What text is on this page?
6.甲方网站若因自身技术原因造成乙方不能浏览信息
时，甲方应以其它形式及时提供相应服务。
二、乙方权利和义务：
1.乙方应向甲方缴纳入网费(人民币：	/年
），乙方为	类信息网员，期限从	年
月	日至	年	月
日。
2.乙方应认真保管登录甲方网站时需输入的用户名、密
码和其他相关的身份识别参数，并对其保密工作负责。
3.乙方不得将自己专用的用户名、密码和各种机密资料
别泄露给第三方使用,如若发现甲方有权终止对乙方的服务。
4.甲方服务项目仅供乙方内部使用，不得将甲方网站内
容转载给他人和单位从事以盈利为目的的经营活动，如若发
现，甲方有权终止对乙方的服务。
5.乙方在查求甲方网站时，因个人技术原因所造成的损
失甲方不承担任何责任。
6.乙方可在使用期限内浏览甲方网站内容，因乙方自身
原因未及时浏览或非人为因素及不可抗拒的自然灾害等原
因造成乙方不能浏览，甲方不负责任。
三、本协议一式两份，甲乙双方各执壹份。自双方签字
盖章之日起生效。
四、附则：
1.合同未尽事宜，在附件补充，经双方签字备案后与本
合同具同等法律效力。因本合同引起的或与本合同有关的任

• • • • •

WHAT THE TASK ASKS
Make an exact copy of the data above.

EXERCISE OUTPUT
What text is on this page?
6.甲方网站若因自身技术原因造成乙方不能浏览信息
时，甲方应以其它形式及时提供相应服务。
二、乙方权利和义务：
1.乙方应向甲方缴纳入网费(人民币：	/年
），乙方为	类信息网员，期限从	年
月	日至	年	月
日。
2.乙方应认真保管登录甲方网站时需输入的用户名、密
码和其他相关的身份识别参数，并对其保密工作负责。
3.乙方不得将自己专用的用户名、密码和各种机密资料
别泄露给第三方使用,如若发现甲方有权终止对乙方的服务。
4.甲方服务项目仅供乙方内部使用，不得将甲方网站内
容转载给他人和单位从事以盈利为目的的经营活动，如若发
现，甲方有权终止对乙方的服务。
5.乙方在查求甲方网站时，因个人技术原因所造成的损
失甲方不承担任何责任。
6.乙方可在使用期限内浏览甲方网站内容，因乙方自身
原因未及时浏览或非人为因素及不可抗拒的自然灾害等原
因造成乙方不能浏览，甲方不负责任。
三、本协议一式两份，甲乙双方各执壹份。自双方签字
盖章之日起生效。
四、附则：
1.合同未尽事宜，在附件补充，经双方签字备案后与本
合同具同等法律效力。因本合同引起的或与本合同有关的任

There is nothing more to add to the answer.